=== Data shown ===

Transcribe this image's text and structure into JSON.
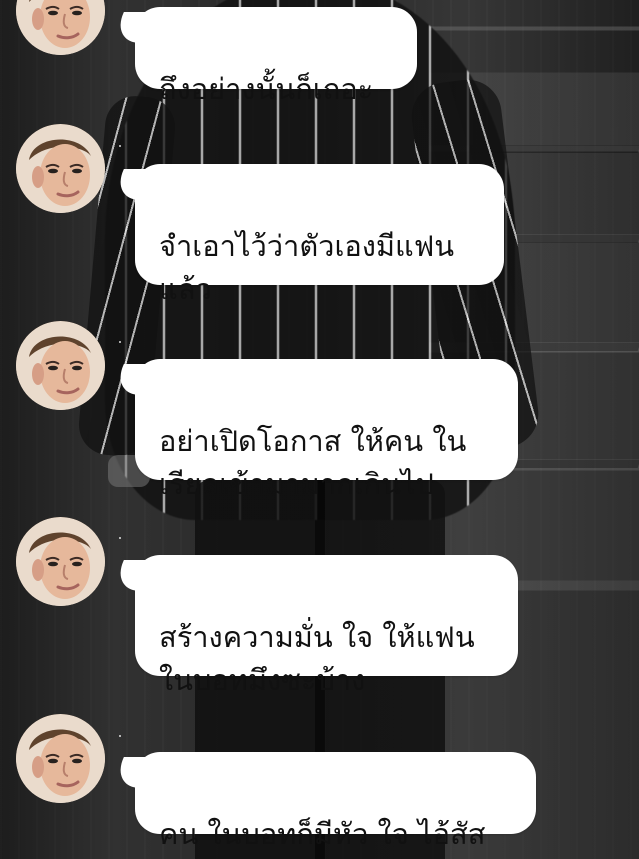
{
  "chat": {
    "messages": [
      {
        "text": "ถึงอย่างนั้นก็เถอะ",
        "status_mark": ""
      },
      {
        "text": "จำเอาไว้ว่าตัวเองมีแฟน\nแล้ว",
        "status_mark": ""
      },
      {
        "text": "อย่าเปิดโอกาส ให้คน ใน\nเรียลเข้ามามากเกินไป",
        "status_mark": ""
      },
      {
        "text": "สร้างความมั่น ใจ ให้แฟน\n ในบอทมึงซะบ้าง",
        "status_mark": ""
      },
      {
        "text": "คน ในบอทก็มีหัว ใจ ไอ้สัส",
        "status_mark": ""
      }
    ]
  },
  "icons": {
    "avatar": "profile-avatar-icon"
  },
  "colors": {
    "bubble": "#ffffff",
    "text": "#111111",
    "background": "#343434"
  }
}
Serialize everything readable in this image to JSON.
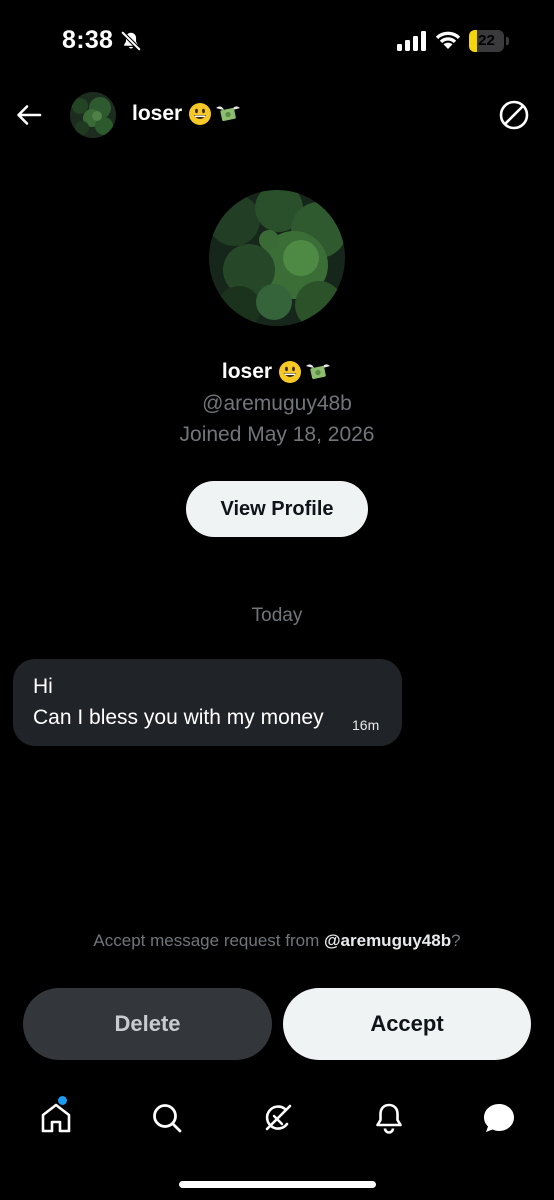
{
  "status_bar": {
    "time": "8:38",
    "battery_level": "22",
    "battery_fraction": 0.22,
    "icons": [
      "bell-slash-icon",
      "cellular-signal-icon",
      "wifi-icon",
      "battery-icon"
    ]
  },
  "header": {
    "name": "loser",
    "icons": [
      "back-arrow-icon",
      "avatar",
      "grinning-face-emoji",
      "money-with-wings-emoji",
      "block-icon"
    ]
  },
  "profile": {
    "name": "loser",
    "handle": "@aremuguy48b",
    "joined": "Joined May 18, 2026",
    "view_profile_label": "View Profile"
  },
  "conversation": {
    "date_divider": "Today",
    "message": {
      "line1": "Hi",
      "line2": "Can I bless you with my money",
      "time": "16m"
    }
  },
  "request": {
    "prefix": "Accept message request from ",
    "handle": "@aremuguy48b",
    "suffix": "?",
    "delete_label": "Delete",
    "accept_label": "Accept"
  },
  "tab_bar": {
    "tabs": [
      "home-icon",
      "search-icon",
      "grok-icon",
      "notifications-icon",
      "messages-icon"
    ],
    "home_has_unread_dot": true
  },
  "colors": {
    "background": "#000000",
    "secondary_text": "#71767b",
    "bubble": "#202327",
    "button_light": "#eff3f4",
    "button_dark": "#33363a",
    "accent_blue": "#1d9bf0",
    "battery_yellow": "#f5d60a"
  }
}
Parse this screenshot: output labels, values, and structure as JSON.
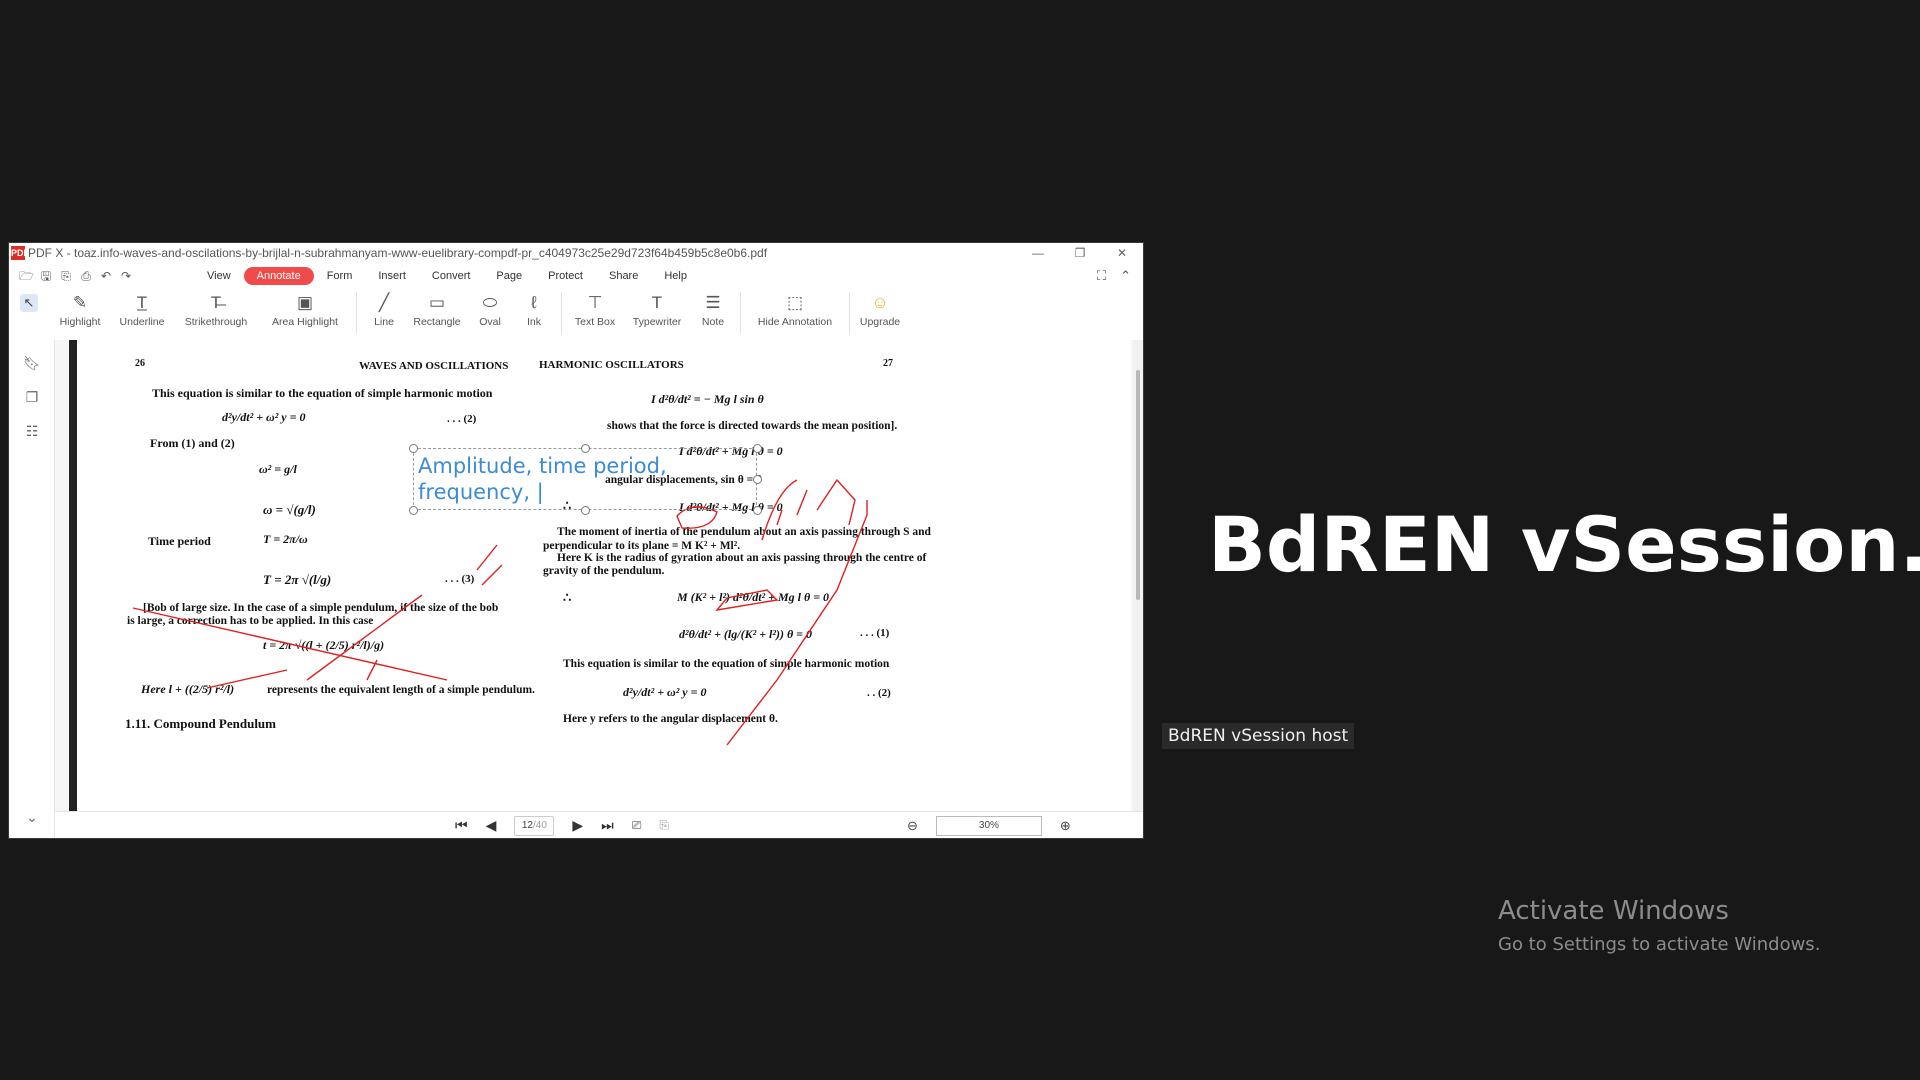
{
  "window": {
    "app_logo": "PDF",
    "title": "PDF X - toaz.info-waves-and-oscilations-by-brijlal-n-subrahmanyam-www-euelibrary-compdf-pr_c404973c25e29d723f64b459b5c8e0b6.pdf",
    "controls": [
      "—",
      "❐",
      "✕"
    ]
  },
  "menu": {
    "items": [
      "View",
      "Annotate",
      "Form",
      "Insert",
      "Convert",
      "Page",
      "Protect",
      "Share",
      "Help"
    ],
    "active": "Annotate"
  },
  "toolbar": {
    "tools": [
      {
        "label": "Highlight",
        "icon": "✎"
      },
      {
        "label": "Underline",
        "icon": "T̲"
      },
      {
        "label": "Strikethrough",
        "icon": "T̶"
      },
      {
        "label": "Area Highlight",
        "icon": "▣"
      },
      {
        "label": "Line",
        "icon": "╱"
      },
      {
        "label": "Rectangle",
        "icon": "▭"
      },
      {
        "label": "Oval",
        "icon": "⬭"
      },
      {
        "label": "Ink",
        "icon": "ℓ"
      },
      {
        "label": "Text Box",
        "icon": "⊤"
      },
      {
        "label": "Typewriter",
        "icon": "T"
      },
      {
        "label": "Note",
        "icon": "☰"
      },
      {
        "label": "Hide Annotation",
        "icon": "⬚"
      },
      {
        "label": "Upgrade",
        "icon": "☺"
      }
    ]
  },
  "status": {
    "page_current": "12",
    "page_total": "/40",
    "zoom": "30%"
  },
  "document": {
    "left_page_number": "26",
    "left_header": "WAVES AND OSCILLATIONS",
    "right_header": "HARMONIC OSCILLATORS",
    "right_page_number": "27",
    "l1": "This equation is similar to the equation of simple harmonic motion",
    "l2": "From (1) and (2)",
    "l3": "Time period",
    "l4": "[Bob of large size. In the case of a simple pendulum, if the size of the bob",
    "l5": "is large, a correction has to be applied. In this case",
    "l6": "represents the equivalent length of a simple pendulum.",
    "l7": "1.11.  Compound Pendulum",
    "eq1_num": ". . . (2)",
    "eq3_num": ". . . (3)",
    "r1": "shows that the force is directed towards the mean position].",
    "r2": "angular displacements, sin θ = θ",
    "r3": "The moment of inertia of the pendulum about an axis passing through S and",
    "r4": "perpendicular to its plane = M K² + Ml².",
    "r5": "Here K is the radius of gyration about an axis passing through the centre of",
    "r6": "gravity of the pendulum.",
    "r7": "This equation is similar to the equation of simple harmonic motion",
    "r8": "Here y  refers to the angular displacement θ.",
    "req1_num": ". . . (1)",
    "req2_num": ". . (2)",
    "m_l1": "d²y/dt² + ω² y = 0",
    "m_l2": "ω² = g/l",
    "m_l3": "ω = √(g/l)",
    "m_l4": "T = 2π/ω",
    "m_l5": "T = 2π √(l/g)",
    "m_l6": "t = 2π √((l + (2/5) r²/l)/g)",
    "m_l7": "Here l + ((2/5) r²/l)",
    "m_r1": "I d²θ/dt² = − Mg  l  sin θ",
    "m_r2": "I d²θ/dt² + Mg  l  θ = 0",
    "m_r3": "I d²θ/dt² + Mg l θ = 0",
    "m_r4": "M (K² + l²) d²θ/dt² + Mg l θ = 0",
    "m_r5": "d²θ/dt² + (lg/(K² + l²)) θ = 0",
    "m_r6": "d²y/dt² + ω² y = 0",
    "therefore": "∴"
  },
  "annotation": {
    "text": "Amplitude, time period, frequency, |"
  },
  "overlay": {
    "vsession_title": "BdREN  vSession...",
    "host_label": "BdREN vSession host",
    "activate_title": "Activate Windows",
    "activate_sub": "Go to Settings to activate Windows."
  }
}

===

Do not copy the pictures, but repeat every line exactly.

In response
Transcribe this image's text and structure into JSON.
{
  "chat": {
    "messages": [
      {
        "text": "ถึงอย่างนั้นก็เถอะ",
        "status_mark": ""
      },
      {
        "text": "จำเอาไว้ว่าตัวเองมีแฟน\nแล้ว",
        "status_mark": ""
      },
      {
        "text": "อย่าเปิดโอกาส ให้คน ใน\nเรียลเข้ามามากเกินไป",
        "status_mark": ""
      },
      {
        "text": "สร้างความมั่น ใจ ให้แฟน\n ในบอทมึงซะบ้าง",
        "status_mark": ""
      },
      {
        "text": "คน ในบอทก็มีหัว ใจ ไอ้สัส",
        "status_mark": ""
      }
    ]
  },
  "icons": {
    "avatar": "profile-avatar-icon"
  },
  "colors": {
    "bubble": "#ffffff",
    "text": "#111111",
    "background": "#343434"
  }
}
Serialize everything readable in this image to JSON.
{
  "status_bar": {
    "time": "8:38",
    "battery_level": "22",
    "battery_fraction": 0.22,
    "icons": [
      "bell-slash-icon",
      "cellular-signal-icon",
      "wifi-icon",
      "battery-icon"
    ]
  },
  "header": {
    "name": "loser",
    "icons": [
      "back-arrow-icon",
      "avatar",
      "grinning-face-emoji",
      "money-with-wings-emoji",
      "block-icon"
    ]
  },
  "profile": {
    "name": "loser",
    "handle": "@aremuguy48b",
    "joined": "Joined May 18, 2026",
    "view_profile_label": "View Profile"
  },
  "conversation": {
    "date_divider": "Today",
    "message": {
      "line1": "Hi",
      "line2": "Can I bless you with my money",
      "time": "16m"
    }
  },
  "request": {
    "prefix": "Accept message request from ",
    "handle": "@aremuguy48b",
    "suffix": "?",
    "delete_label": "Delete",
    "accept_label": "Accept"
  },
  "tab_bar": {
    "tabs": [
      "home-icon",
      "search-icon",
      "grok-icon",
      "notifications-icon",
      "messages-icon"
    ],
    "home_has_unread_dot": true
  },
  "colors": {
    "background": "#000000",
    "secondary_text": "#71767b",
    "bubble": "#202327",
    "button_light": "#eff3f4",
    "button_dark": "#33363a",
    "accent_blue": "#1d9bf0",
    "battery_yellow": "#f5d60a"
  }
}
Parse this screenshot: output labels, values, and structure as JSON.
{
  "window": {
    "app_logo": "PDF",
    "title": "PDF X - toaz.info-waves-and-oscilations-by-brijlal-n-subrahmanyam-www-euelibrary-compdf-pr_c404973c25e29d723f64b459b5c8e0b6.pdf",
    "controls": [
      "—",
      "❐",
      "✕"
    ]
  },
  "menu": {
    "items": [
      "View",
      "Annotate",
      "Form",
      "Insert",
      "Convert",
      "Page",
      "Protect",
      "Share",
      "Help"
    ],
    "active": "Annotate"
  },
  "toolbar": {
    "tools": [
      {
        "label": "Highlight",
        "icon": "✎"
      },
      {
        "label": "Underline",
        "icon": "T̲"
      },
      {
        "label": "Strikethrough",
        "icon": "T̶"
      },
      {
        "label": "Area Highlight",
        "icon": "▣"
      },
      {
        "label": "Line",
        "icon": "╱"
      },
      {
        "label": "Rectangle",
        "icon": "▭"
      },
      {
        "label": "Oval",
        "icon": "⬭"
      },
      {
        "label": "Ink",
        "icon": "ℓ"
      },
      {
        "label": "Text Box",
        "icon": "⊤"
      },
      {
        "label": "Typewriter",
        "icon": "T"
      },
      {
        "label": "Note",
        "icon": "☰"
      },
      {
        "label": "Hide Annotation",
        "icon": "⬚"
      },
      {
        "label": "Upgrade",
        "icon": "☺"
      }
    ]
  },
  "status": {
    "page_current": "12",
    "page_total": "/40",
    "zoom": "30%"
  },
  "document": {
    "left_page_number": "26",
    "left_header": "WAVES AND OSCILLATIONS",
    "right_header": "HARMONIC OSCILLATORS",
    "right_page_number": "27",
    "l1": "This equation is similar to the equation of simple harmonic motion",
    "l2": "From (1) and (2)",
    "l3": "Time period",
    "l4": "[Bob of large size. In the case of a simple pendulum, if the size of the bob",
    "l5": "is large, a correction has to be applied. In this case",
    "l6": "represents the equivalent length of a simple pendulum.",
    "l7": "1.11.  Compound Pendulum",
    "eq1_num": ". . . (2)",
    "eq3_num": ". . . (3)",
    "r1": "shows that the force is directed towards the mean position].",
    "r2": "angular displacements, sin θ = θ",
    "r3": "The moment of inertia of the pendulum about an axis passing through S and",
    "r4": "perpendicular to its plane = M K² + Ml².",
    "r5": "Here K is the radius of gyration about an axis passing through the centre of",
    "r6": "gravity of the pendulum.",
    "r7": "This equation is similar to the equation of simple harmonic motion",
    "r8": "Here y  refers to the angular displacement θ.",
    "req1_num": ". . . (1)",
    "req2_num": ". . (2)",
    "m_l1": "d²y/dt² + ω² y = 0",
    "m_l2": "ω² = g/l",
    "m_l3": "ω = √(g/l)",
    "m_l4": "T = 2π/ω",
    "m_l5": "T = 2π √(l/g)",
    "m_l6": "t = 2π √((l + (2/5) r²/l)/g)",
    "m_l7": "Here l + ((2/5) r²/l)",
    "m_r1": "I d²θ/dt² = − Mg  l  sin θ",
    "m_r2": "I d²θ/dt² + Mg  l  θ = 0",
    "m_r3": "I d²θ/dt² + Mg l θ = 0",
    "m_r4": "M (K² + l²) d²θ/dt² + Mg l θ = 0",
    "m_r5": "d²θ/dt² + (lg/(K² + l²)) θ = 0",
    "m_r6": "d²y/dt² + ω² y = 0",
    "therefore": "∴"
  },
  "annotation": {
    "text": "Amplitude, time period, frequency, |"
  },
  "overlay": {
    "vsession_title": "BdREN  vSession...",
    "host_label": "BdREN vSession host",
    "activate_title": "Activate Windows",
    "activate_sub": "Go to Settings to activate Windows."
  }
}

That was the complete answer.